TASK DETAILS: Make an exact copy of all the entries, but do not reproduce the pictures.

DATA TO USE:

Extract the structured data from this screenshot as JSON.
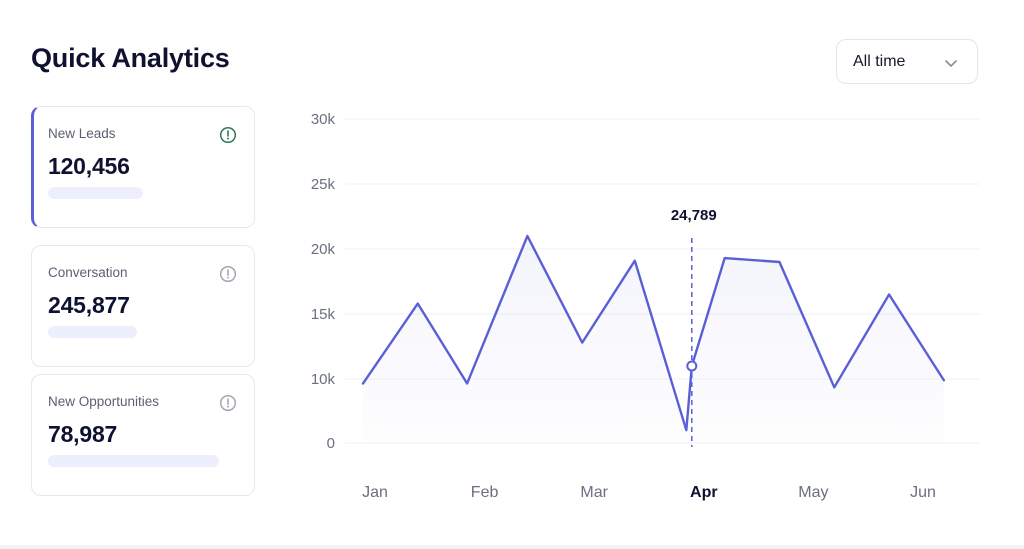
{
  "header": {
    "title": "Quick Analytics"
  },
  "range_select": {
    "value": "All time"
  },
  "cards": [
    {
      "label": "New Leads",
      "value": "120,456",
      "active": true,
      "progress": 0.5
    },
    {
      "label": "Conversation",
      "value": "245,877",
      "active": false,
      "progress": 0.47
    },
    {
      "label": "New Opportunities",
      "value": "78,987",
      "active": false,
      "progress": 0.9
    }
  ],
  "colors": {
    "accent": "#5b5fd6",
    "active_icon": "#2f7a55",
    "muted_icon": "#a3a6b3"
  },
  "chart_data": {
    "type": "area",
    "ylim": [
      0,
      30000
    ],
    "y_ticks": [
      "0",
      "10k",
      "15k",
      "20k",
      "25k",
      "30k"
    ],
    "x_labels": [
      "Jan",
      "Feb",
      "Mar",
      "Apr",
      "May",
      "Jun"
    ],
    "highlight_label": "Apr",
    "tooltip": {
      "value": "24,789"
    },
    "series": [
      {
        "values": [
          [
            0,
            9300
          ],
          [
            0.5,
            15800
          ],
          [
            0.95,
            9300
          ],
          [
            1.5,
            21000
          ],
          [
            2.0,
            12800
          ],
          [
            2.48,
            19100
          ],
          [
            2.95,
            2000
          ],
          [
            3.0,
            11000
          ],
          [
            3.3,
            19300
          ],
          [
            3.8,
            19000
          ],
          [
            4.3,
            8700
          ],
          [
            4.8,
            16500
          ],
          [
            5.3,
            9800
          ]
        ]
      }
    ],
    "grid": true
  }
}
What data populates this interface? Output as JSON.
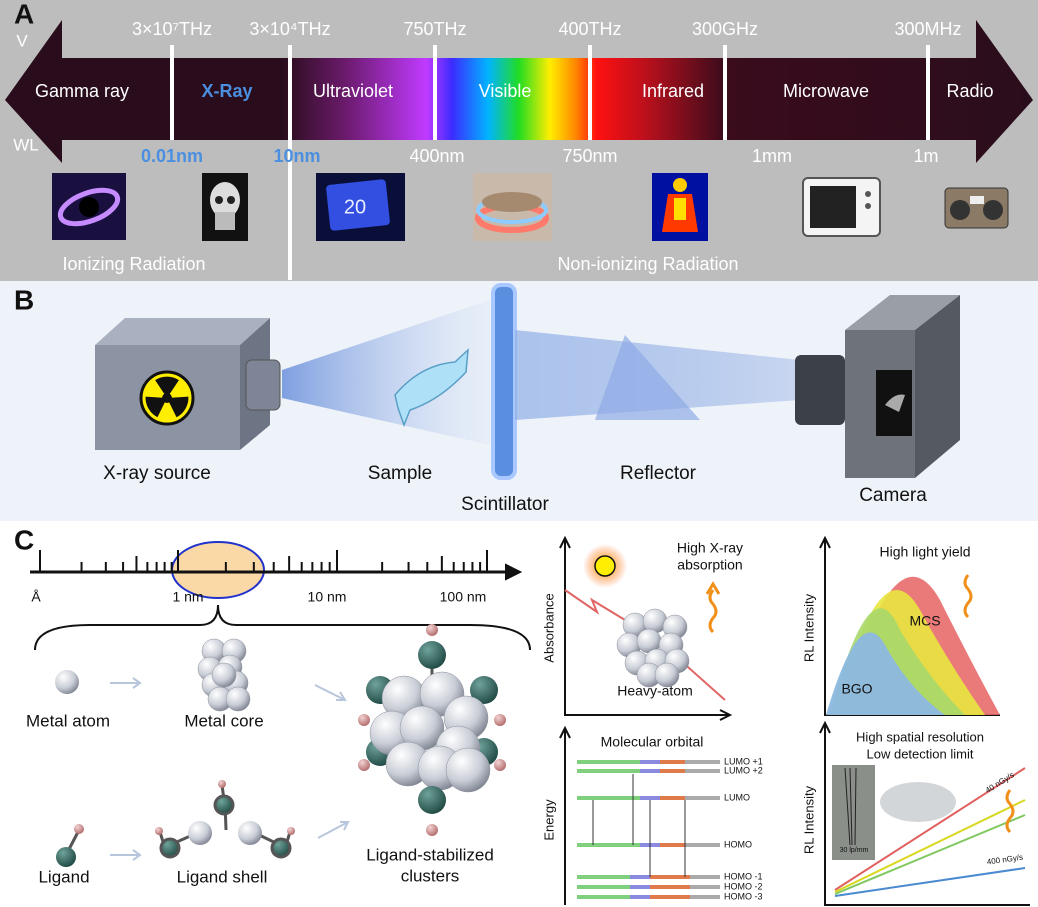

TASK RESULT:
Extract the structured data from this screenshot as JSON.
{
  "header": {
    "title": "Quick Analytics"
  },
  "range_select": {
    "value": "All time"
  },
  "cards": [
    {
      "label": "New Leads",
      "value": "120,456",
      "active": true,
      "progress": 0.5
    },
    {
      "label": "Conversation",
      "value": "245,877",
      "active": false,
      "progress": 0.47
    },
    {
      "label": "New Opportunities",
      "value": "78,987",
      "active": false,
      "progress": 0.9
    }
  ],
  "colors": {
    "accent": "#5b5fd6",
    "active_icon": "#2f7a55",
    "muted_icon": "#a3a6b3"
  },
  "chart_data": {
    "type": "area",
    "ylim": [
      0,
      30000
    ],
    "y_ticks": [
      "0",
      "10k",
      "15k",
      "20k",
      "25k",
      "30k"
    ],
    "x_labels": [
      "Jan",
      "Feb",
      "Mar",
      "Apr",
      "May",
      "Jun"
    ],
    "highlight_label": "Apr",
    "tooltip": {
      "value": "24,789"
    },
    "series": [
      {
        "values": [
          [
            0,
            9300
          ],
          [
            0.5,
            15800
          ],
          [
            0.95,
            9300
          ],
          [
            1.5,
            21000
          ],
          [
            2.0,
            12800
          ],
          [
            2.48,
            19100
          ],
          [
            2.95,
            2000
          ],
          [
            3.0,
            11000
          ],
          [
            3.3,
            19300
          ],
          [
            3.8,
            19000
          ],
          [
            4.3,
            8700
          ],
          [
            4.8,
            16500
          ],
          [
            5.3,
            9800
          ]
        ]
      }
    ],
    "grid": true
  }
}
What data populates this interface? Output as JSON.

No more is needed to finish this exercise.